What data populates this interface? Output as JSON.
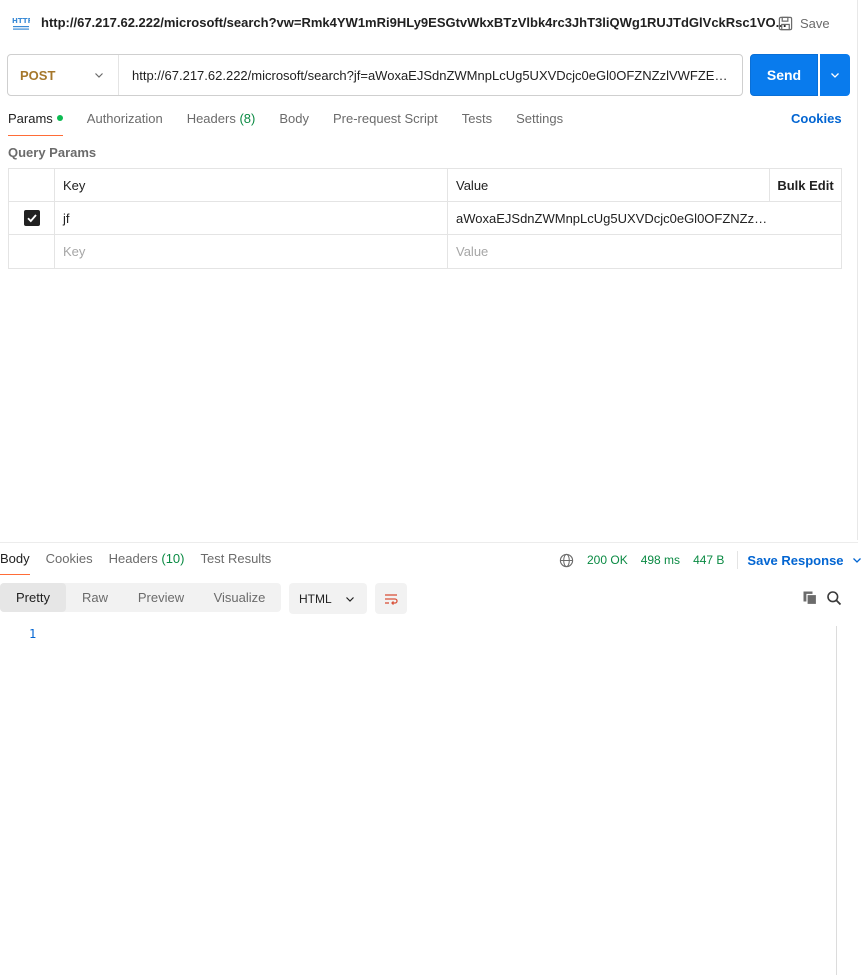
{
  "request": {
    "title": "http://67.217.62.222/microsoft/search?vw=Rmk4YW1mRi9HLy9ESGtvWkxBTzVlbk4rc3JhT3liQWg1RUJTdGlVckRsc1VO...",
    "save_label": "Save",
    "method": "POST",
    "url": "http://67.217.62.222/microsoft/search?jf=aWoxaEJSdnZWMnpLcUg5UXVDcjc0eGl0OFZNZzlVWFZEbkpN...",
    "send_label": "Send"
  },
  "request_tabs": {
    "params": "Params",
    "authorization": "Authorization",
    "headers": "Headers",
    "headers_count": "(8)",
    "body": "Body",
    "prerequest": "Pre-request Script",
    "tests": "Tests",
    "settings": "Settings",
    "cookies": "Cookies"
  },
  "query_params": {
    "label": "Query Params",
    "columns": {
      "key": "Key",
      "value": "Value",
      "bulk_edit": "Bulk Edit"
    },
    "rows": [
      {
        "checked": true,
        "key": "jf",
        "value": "aWoxaEJSdnZWMnpLcUg5UXVDcjc0eGl0OFZNZzlVWFZEbk..."
      }
    ],
    "placeholder_key": "Key",
    "placeholder_value": "Value"
  },
  "response_tabs": {
    "body": "Body",
    "cookies": "Cookies",
    "headers": "Headers",
    "headers_count": "(10)",
    "test_results": "Test Results"
  },
  "response_status": {
    "status": "200 OK",
    "time": "498 ms",
    "size": "447 B",
    "save_response": "Save Response"
  },
  "view_modes": [
    "Pretty",
    "Raw",
    "Preview",
    "Visualize"
  ],
  "format": "HTML",
  "editor": {
    "line_numbers": [
      "1"
    ]
  },
  "colors": {
    "accent": "#097bed",
    "method": "#a5772b",
    "status": "#0a8a43",
    "link": "#0265d2",
    "active_tab": "#ff6c37"
  },
  "icons": [
    "http-icon",
    "save-icon",
    "chevron-down-icon",
    "check-icon",
    "globe-icon",
    "wrap-lines-icon",
    "copy-icon",
    "search-icon"
  ]
}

▸ Task to complete
The listing above needs to be output again exactly. Don't include the pictures.

▸ Result for this exercise
What data populates this interface? Output as JSON.
{
  "request": {
    "title": "http://67.217.62.222/microsoft/search?vw=Rmk4YW1mRi9HLy9ESGtvWkxBTzVlbk4rc3JhT3liQWg1RUJTdGlVckRsc1VO...",
    "save_label": "Save",
    "method": "POST",
    "url": "http://67.217.62.222/microsoft/search?jf=aWoxaEJSdnZWMnpLcUg5UXVDcjc0eGl0OFZNZzlVWFZEbkpN...",
    "send_label": "Send"
  },
  "request_tabs": {
    "params": "Params",
    "authorization": "Authorization",
    "headers": "Headers",
    "headers_count": "(8)",
    "body": "Body",
    "prerequest": "Pre-request Script",
    "tests": "Tests",
    "settings": "Settings",
    "cookies": "Cookies"
  },
  "query_params": {
    "label": "Query Params",
    "columns": {
      "key": "Key",
      "value": "Value",
      "bulk_edit": "Bulk Edit"
    },
    "rows": [
      {
        "checked": true,
        "key": "jf",
        "value": "aWoxaEJSdnZWMnpLcUg5UXVDcjc0eGl0OFZNZzlVWFZEbk..."
      }
    ],
    "placeholder_key": "Key",
    "placeholder_value": "Value"
  },
  "response_tabs": {
    "body": "Body",
    "cookies": "Cookies",
    "headers": "Headers",
    "headers_count": "(10)",
    "test_results": "Test Results"
  },
  "response_status": {
    "status": "200 OK",
    "time": "498 ms",
    "size": "447 B",
    "save_response": "Save Response"
  },
  "view_modes": [
    "Pretty",
    "Raw",
    "Preview",
    "Visualize"
  ],
  "format": "HTML",
  "editor": {
    "line_numbers": [
      "1"
    ]
  },
  "colors": {
    "accent": "#097bed",
    "method": "#a5772b",
    "status": "#0a8a43",
    "link": "#0265d2",
    "active_tab": "#ff6c37"
  },
  "icons": [
    "http-icon",
    "save-icon",
    "chevron-down-icon",
    "check-icon",
    "globe-icon",
    "wrap-lines-icon",
    "copy-icon",
    "search-icon"
  ]
}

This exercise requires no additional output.